## ENTRIES SHOWN
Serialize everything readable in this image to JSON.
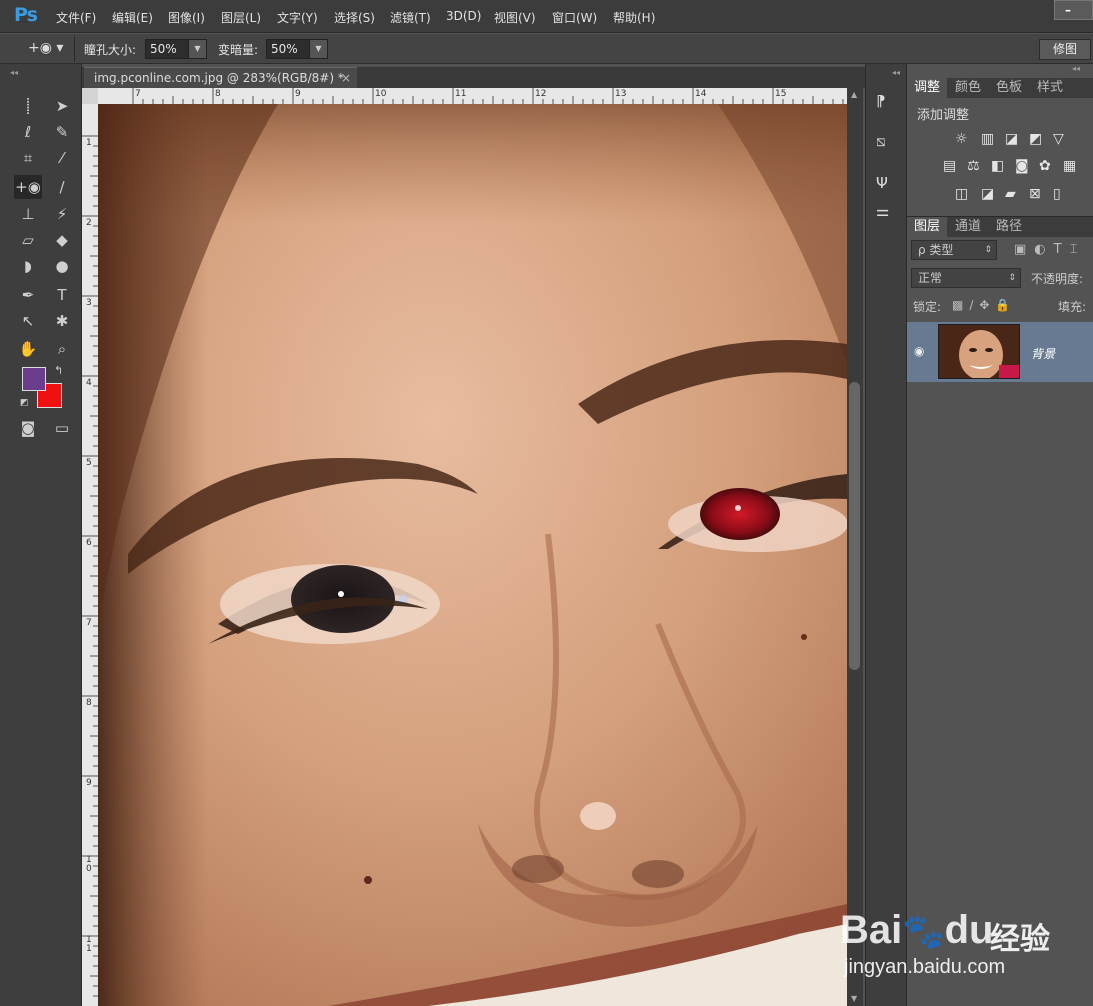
{
  "app": {
    "logo": "Ps"
  },
  "menu": [
    "文件(F)",
    "编辑(E)",
    "图像(I)",
    "图层(L)",
    "文字(Y)",
    "选择(S)",
    "滤镜(T)",
    "3D(D)",
    "视图(V)",
    "窗口(W)",
    "帮助(H)"
  ],
  "window_controls": {
    "minimize": "–"
  },
  "options": {
    "pupil_label": "瞳孔大小:",
    "pupil_value": "50%",
    "darken_label": "变暗量:",
    "darken_value": "50%",
    "repair_button": "修图"
  },
  "document": {
    "tab_title": "img.pconline.com.jpg @ 283%(RGB/8#) *",
    "close": "×"
  },
  "ruler": {
    "h_labels": [
      "7",
      "8",
      "9",
      "10",
      "11",
      "12",
      "13",
      "14",
      "15"
    ],
    "v_labels": [
      "1",
      "2",
      "3",
      "4",
      "5",
      "6",
      "7",
      "8",
      "9",
      "10",
      "11"
    ]
  },
  "colors": {
    "foreground": "#6a3d8d",
    "background": "#f01010",
    "accent": "#3b9be0"
  },
  "panels": {
    "adjust_tabs": [
      "调整",
      "颜色",
      "色板",
      "样式"
    ],
    "add_adjustment": "添加调整",
    "layers_tabs": [
      "图层",
      "通道",
      "路径"
    ],
    "filter_kind": "ρ 类型",
    "blend_mode": "正常",
    "opacity_label": "不透明度:",
    "lock_label": "锁定:",
    "fill_label": "填充:",
    "layer_name": "背景"
  },
  "icons": {
    "eye": "eye-icon",
    "red_eye_tool": "red-eye-tool-icon"
  },
  "watermark": {
    "brand": "Bai",
    "brand2": "du",
    "suffix": "经验",
    "url": "jingyan.baidu.com"
  }
}
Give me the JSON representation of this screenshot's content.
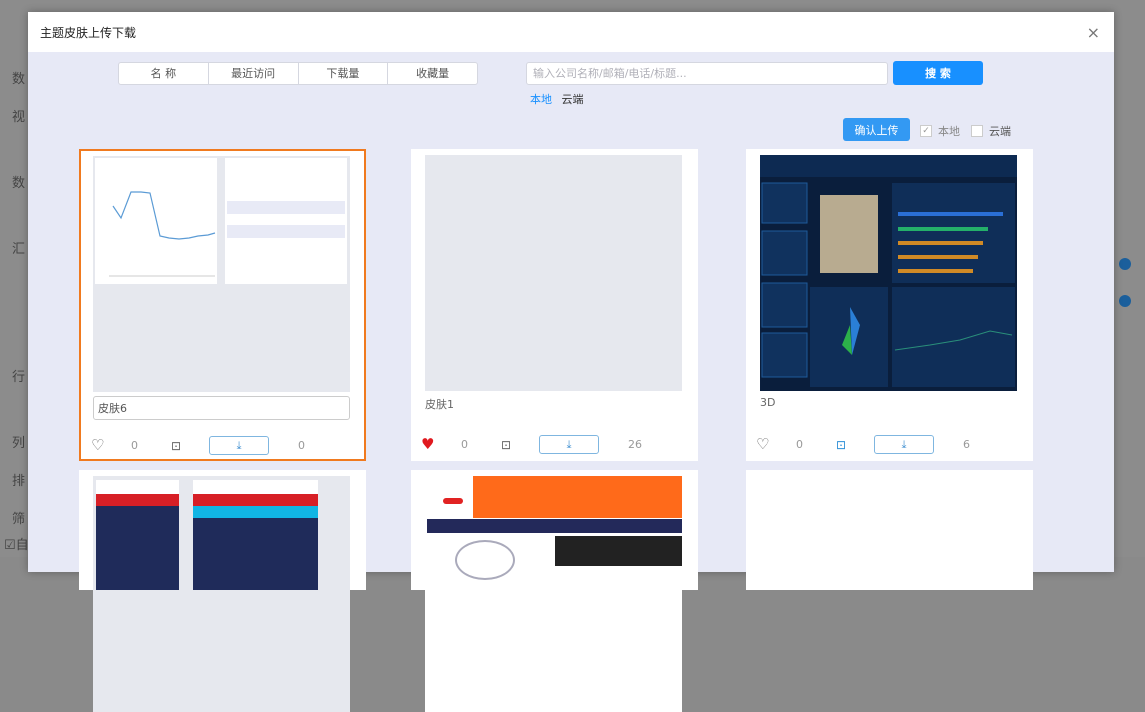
{
  "background": {
    "labels": [
      "数",
      "视",
      "数",
      "汇",
      "行",
      "列",
      "排",
      "筛"
    ],
    "checkbox_label": "自"
  },
  "modal": {
    "title": "主题皮肤上传下载",
    "close": "×"
  },
  "sort_tabs": [
    "名 称",
    "最近访问",
    "下载量",
    "收藏量"
  ],
  "search": {
    "placeholder": "输入公司名称/邮箱/电话/标题...",
    "value": "",
    "button": "搜 索"
  },
  "sources": {
    "local": "本地",
    "cloud": "云端",
    "active_color": "#1890ff"
  },
  "upload": {
    "button": "确认上传",
    "local_label": "本地",
    "local_checked": true,
    "cloud_label": "云端",
    "cloud_checked": false
  },
  "cards": [
    {
      "name": "皮肤6",
      "likes": "0",
      "downloads": "0",
      "liked": false,
      "locked": true,
      "selected": true
    },
    {
      "name": "皮肤1",
      "likes": "0",
      "downloads": "26",
      "liked": true,
      "locked": true
    },
    {
      "name": "3D",
      "likes": "0",
      "downloads": "6",
      "liked": false,
      "locked": false
    }
  ],
  "icons": {
    "heart": "♡",
    "heart_filled": "♥",
    "lock": "🔒",
    "download": "⤓"
  }
}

## BRIEF
All of the records need repeating exactly, except for the pictures.

## THE ANSWER
Serialize everything readable in this image to JSON.
{
  "app": {
    "logo": "Ps"
  },
  "menu": [
    "文件(F)",
    "编辑(E)",
    "图像(I)",
    "图层(L)",
    "文字(Y)",
    "选择(S)",
    "滤镜(T)",
    "3D(D)",
    "视图(V)",
    "窗口(W)",
    "帮助(H)"
  ],
  "window_controls": {
    "minimize": "–"
  },
  "options": {
    "pupil_label": "瞳孔大小:",
    "pupil_value": "50%",
    "darken_label": "变暗量:",
    "darken_value": "50%",
    "repair_button": "修图"
  },
  "document": {
    "tab_title": "img.pconline.com.jpg @ 283%(RGB/8#) *",
    "close": "×"
  },
  "ruler": {
    "h_labels": [
      "7",
      "8",
      "9",
      "10",
      "11",
      "12",
      "13",
      "14",
      "15"
    ],
    "v_labels": [
      "1",
      "2",
      "3",
      "4",
      "5",
      "6",
      "7",
      "8",
      "9",
      "10",
      "11"
    ]
  },
  "colors": {
    "foreground": "#6a3d8d",
    "background": "#f01010",
    "accent": "#3b9be0"
  },
  "panels": {
    "adjust_tabs": [
      "调整",
      "颜色",
      "色板",
      "样式"
    ],
    "add_adjustment": "添加调整",
    "layers_tabs": [
      "图层",
      "通道",
      "路径"
    ],
    "filter_kind": "ρ 类型",
    "blend_mode": "正常",
    "opacity_label": "不透明度:",
    "lock_label": "锁定:",
    "fill_label": "填充:",
    "layer_name": "背景"
  },
  "icons": {
    "eye": "eye-icon",
    "red_eye_tool": "red-eye-tool-icon"
  },
  "watermark": {
    "brand": "Bai",
    "brand2": "du",
    "suffix": "经验",
    "url": "jingyan.baidu.com"
  }
}
Give me the JSON representation of this screenshot's content.
{
  "background": {
    "labels": [
      "数",
      "视",
      "数",
      "汇",
      "行",
      "列",
      "排",
      "筛"
    ],
    "checkbox_label": "自"
  },
  "modal": {
    "title": "主题皮肤上传下载",
    "close": "×"
  },
  "sort_tabs": [
    "名 称",
    "最近访问",
    "下载量",
    "收藏量"
  ],
  "search": {
    "placeholder": "输入公司名称/邮箱/电话/标题...",
    "value": "",
    "button": "搜 索"
  },
  "sources": {
    "local": "本地",
    "cloud": "云端",
    "active_color": "#1890ff"
  },
  "upload": {
    "button": "确认上传",
    "local_label": "本地",
    "local_checked": true,
    "cloud_label": "云端",
    "cloud_checked": false
  },
  "cards": [
    {
      "name": "皮肤6",
      "likes": "0",
      "downloads": "0",
      "liked": false,
      "locked": true,
      "selected": true
    },
    {
      "name": "皮肤1",
      "likes": "0",
      "downloads": "26",
      "liked": true,
      "locked": true
    },
    {
      "name": "3D",
      "likes": "0",
      "downloads": "6",
      "liked": false,
      "locked": false
    }
  ],
  "icons": {
    "heart": "♡",
    "heart_filled": "♥",
    "lock": "🔒",
    "download": "⤓"
  }
}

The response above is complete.